» TASK STATEMENT: Return each line of the listing that contains the string "KEGG".

◆ ◆ ◆ ◆ ◆ ◆ ◆

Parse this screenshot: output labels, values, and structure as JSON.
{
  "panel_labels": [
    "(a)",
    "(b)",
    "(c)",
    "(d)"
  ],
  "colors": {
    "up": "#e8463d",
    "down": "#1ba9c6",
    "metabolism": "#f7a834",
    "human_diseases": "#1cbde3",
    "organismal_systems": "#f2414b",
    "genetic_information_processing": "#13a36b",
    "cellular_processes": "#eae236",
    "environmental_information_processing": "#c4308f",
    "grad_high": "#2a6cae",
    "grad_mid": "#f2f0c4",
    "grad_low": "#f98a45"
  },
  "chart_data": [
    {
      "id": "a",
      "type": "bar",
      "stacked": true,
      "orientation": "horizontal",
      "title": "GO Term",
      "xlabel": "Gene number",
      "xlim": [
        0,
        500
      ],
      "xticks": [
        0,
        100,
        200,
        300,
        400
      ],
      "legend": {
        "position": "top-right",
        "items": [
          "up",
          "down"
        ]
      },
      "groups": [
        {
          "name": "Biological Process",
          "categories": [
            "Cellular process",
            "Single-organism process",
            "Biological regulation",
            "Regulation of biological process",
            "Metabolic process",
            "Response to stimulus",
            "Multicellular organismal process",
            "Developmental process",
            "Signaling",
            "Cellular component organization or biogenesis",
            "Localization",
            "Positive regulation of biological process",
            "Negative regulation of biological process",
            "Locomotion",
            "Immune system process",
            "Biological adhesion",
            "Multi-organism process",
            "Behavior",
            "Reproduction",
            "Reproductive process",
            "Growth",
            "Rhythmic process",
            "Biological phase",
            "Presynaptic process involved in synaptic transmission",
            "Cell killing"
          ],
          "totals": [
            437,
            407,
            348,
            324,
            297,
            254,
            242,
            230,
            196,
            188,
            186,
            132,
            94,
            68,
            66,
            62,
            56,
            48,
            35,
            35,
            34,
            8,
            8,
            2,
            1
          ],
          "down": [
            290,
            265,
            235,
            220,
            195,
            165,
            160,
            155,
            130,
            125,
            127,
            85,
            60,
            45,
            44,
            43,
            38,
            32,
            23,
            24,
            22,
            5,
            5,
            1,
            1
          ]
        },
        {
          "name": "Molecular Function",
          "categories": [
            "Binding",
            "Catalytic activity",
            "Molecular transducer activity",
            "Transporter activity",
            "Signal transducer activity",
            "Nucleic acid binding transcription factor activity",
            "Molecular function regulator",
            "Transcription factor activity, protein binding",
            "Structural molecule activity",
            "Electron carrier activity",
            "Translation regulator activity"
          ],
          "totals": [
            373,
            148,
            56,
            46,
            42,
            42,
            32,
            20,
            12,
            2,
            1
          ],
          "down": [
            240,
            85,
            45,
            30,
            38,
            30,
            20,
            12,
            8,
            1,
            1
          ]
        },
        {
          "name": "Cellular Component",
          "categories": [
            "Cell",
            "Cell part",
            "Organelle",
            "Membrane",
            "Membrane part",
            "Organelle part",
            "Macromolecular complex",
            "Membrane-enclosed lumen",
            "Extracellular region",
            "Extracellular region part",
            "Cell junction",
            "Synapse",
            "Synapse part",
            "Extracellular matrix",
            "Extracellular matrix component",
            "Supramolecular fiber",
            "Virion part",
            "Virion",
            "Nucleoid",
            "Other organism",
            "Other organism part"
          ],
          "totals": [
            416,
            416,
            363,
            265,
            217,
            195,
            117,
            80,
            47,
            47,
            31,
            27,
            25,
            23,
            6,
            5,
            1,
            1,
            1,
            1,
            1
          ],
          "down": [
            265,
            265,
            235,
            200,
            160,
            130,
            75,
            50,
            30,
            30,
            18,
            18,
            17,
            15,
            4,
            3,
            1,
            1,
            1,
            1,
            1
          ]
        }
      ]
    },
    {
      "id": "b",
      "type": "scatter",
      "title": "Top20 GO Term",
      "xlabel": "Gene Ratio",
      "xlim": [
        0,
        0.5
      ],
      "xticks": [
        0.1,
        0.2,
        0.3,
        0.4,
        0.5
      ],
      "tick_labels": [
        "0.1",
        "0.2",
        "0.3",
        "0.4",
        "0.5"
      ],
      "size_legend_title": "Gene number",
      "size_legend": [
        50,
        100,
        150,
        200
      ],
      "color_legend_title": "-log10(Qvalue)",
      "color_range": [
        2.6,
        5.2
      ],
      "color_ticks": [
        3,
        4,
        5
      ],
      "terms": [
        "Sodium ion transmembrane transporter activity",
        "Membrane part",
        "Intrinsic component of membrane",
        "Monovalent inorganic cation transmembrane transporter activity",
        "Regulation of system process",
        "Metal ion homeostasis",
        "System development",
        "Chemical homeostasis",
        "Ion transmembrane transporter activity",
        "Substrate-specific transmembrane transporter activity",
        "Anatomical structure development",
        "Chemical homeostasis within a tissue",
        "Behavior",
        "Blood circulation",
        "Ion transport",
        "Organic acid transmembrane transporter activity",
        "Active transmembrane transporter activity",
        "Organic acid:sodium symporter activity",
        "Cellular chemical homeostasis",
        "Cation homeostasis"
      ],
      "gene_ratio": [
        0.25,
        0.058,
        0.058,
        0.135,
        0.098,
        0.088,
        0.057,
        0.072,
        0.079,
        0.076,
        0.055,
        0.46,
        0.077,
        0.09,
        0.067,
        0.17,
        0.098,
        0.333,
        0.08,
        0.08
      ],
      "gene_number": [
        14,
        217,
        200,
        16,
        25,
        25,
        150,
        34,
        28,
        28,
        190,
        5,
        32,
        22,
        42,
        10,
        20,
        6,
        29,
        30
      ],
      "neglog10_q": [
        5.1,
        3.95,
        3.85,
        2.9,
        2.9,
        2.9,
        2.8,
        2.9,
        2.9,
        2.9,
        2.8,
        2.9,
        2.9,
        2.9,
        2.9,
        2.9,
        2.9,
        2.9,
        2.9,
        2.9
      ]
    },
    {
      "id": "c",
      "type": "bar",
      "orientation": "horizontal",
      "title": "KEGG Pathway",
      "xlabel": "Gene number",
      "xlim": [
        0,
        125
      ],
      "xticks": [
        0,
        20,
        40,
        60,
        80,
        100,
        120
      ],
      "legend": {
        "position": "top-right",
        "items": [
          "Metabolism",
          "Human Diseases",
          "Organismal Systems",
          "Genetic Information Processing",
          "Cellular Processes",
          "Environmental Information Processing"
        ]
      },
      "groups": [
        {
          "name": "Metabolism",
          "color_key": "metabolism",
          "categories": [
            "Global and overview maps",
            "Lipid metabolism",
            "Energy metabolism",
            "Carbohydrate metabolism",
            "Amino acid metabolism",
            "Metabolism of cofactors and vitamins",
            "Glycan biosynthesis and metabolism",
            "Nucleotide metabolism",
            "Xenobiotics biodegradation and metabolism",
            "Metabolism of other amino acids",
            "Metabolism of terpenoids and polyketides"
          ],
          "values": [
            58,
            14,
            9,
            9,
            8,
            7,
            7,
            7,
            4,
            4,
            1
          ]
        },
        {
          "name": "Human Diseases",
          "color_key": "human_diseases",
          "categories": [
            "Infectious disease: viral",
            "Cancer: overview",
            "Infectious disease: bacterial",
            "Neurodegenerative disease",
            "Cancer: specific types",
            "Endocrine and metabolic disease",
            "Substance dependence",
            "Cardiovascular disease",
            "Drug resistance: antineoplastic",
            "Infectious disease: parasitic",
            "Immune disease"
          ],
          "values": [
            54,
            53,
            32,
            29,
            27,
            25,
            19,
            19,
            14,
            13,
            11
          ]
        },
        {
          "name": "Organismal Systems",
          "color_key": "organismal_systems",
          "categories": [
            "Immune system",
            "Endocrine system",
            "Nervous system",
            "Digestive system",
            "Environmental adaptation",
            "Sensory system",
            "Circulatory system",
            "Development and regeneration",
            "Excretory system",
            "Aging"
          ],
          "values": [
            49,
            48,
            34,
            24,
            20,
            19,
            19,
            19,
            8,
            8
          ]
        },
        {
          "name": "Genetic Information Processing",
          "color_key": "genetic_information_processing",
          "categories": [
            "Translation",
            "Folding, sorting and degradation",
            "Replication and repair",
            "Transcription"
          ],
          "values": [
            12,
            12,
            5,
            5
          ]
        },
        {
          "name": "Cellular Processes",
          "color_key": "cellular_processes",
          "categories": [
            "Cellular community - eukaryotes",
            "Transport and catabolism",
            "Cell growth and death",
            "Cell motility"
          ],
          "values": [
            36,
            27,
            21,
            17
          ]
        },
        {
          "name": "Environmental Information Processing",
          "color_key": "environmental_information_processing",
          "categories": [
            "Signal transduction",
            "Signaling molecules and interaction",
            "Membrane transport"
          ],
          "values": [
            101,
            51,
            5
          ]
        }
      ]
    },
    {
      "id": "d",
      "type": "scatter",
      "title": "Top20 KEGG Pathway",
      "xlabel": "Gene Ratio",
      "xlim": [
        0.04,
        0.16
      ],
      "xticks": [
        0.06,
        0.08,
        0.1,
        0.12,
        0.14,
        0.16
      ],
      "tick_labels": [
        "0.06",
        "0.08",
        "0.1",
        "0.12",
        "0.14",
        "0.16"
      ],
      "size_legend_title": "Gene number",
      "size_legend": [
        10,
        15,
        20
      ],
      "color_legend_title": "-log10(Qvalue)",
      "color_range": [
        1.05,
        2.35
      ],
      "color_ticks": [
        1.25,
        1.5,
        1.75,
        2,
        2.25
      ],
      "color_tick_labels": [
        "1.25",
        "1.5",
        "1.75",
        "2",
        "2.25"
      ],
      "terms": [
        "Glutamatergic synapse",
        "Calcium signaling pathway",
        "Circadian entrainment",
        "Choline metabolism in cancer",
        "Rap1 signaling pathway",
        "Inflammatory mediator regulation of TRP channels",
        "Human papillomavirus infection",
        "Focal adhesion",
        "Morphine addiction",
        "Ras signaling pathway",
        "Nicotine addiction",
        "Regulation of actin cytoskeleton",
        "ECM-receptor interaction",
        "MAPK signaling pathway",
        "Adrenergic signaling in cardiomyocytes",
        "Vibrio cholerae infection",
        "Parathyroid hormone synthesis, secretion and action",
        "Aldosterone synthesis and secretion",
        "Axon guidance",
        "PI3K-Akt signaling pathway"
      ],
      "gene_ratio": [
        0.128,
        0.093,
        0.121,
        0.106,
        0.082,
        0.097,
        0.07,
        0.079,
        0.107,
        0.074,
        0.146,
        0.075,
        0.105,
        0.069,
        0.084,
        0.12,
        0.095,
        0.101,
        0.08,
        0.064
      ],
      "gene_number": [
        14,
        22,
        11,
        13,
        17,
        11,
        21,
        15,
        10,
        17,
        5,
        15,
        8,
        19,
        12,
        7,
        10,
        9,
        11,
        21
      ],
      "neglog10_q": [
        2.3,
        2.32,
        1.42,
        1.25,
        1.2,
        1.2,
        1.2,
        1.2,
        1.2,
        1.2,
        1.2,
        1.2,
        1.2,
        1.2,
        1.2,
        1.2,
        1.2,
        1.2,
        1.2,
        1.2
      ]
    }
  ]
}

◆ ◆ ◆ ◆ ◆ ◆ ◆

» RESPONSE FOR THIS EXERCISE:
      "title": "KEGG Pathway",
      "title": "Top20 KEGG Pathway",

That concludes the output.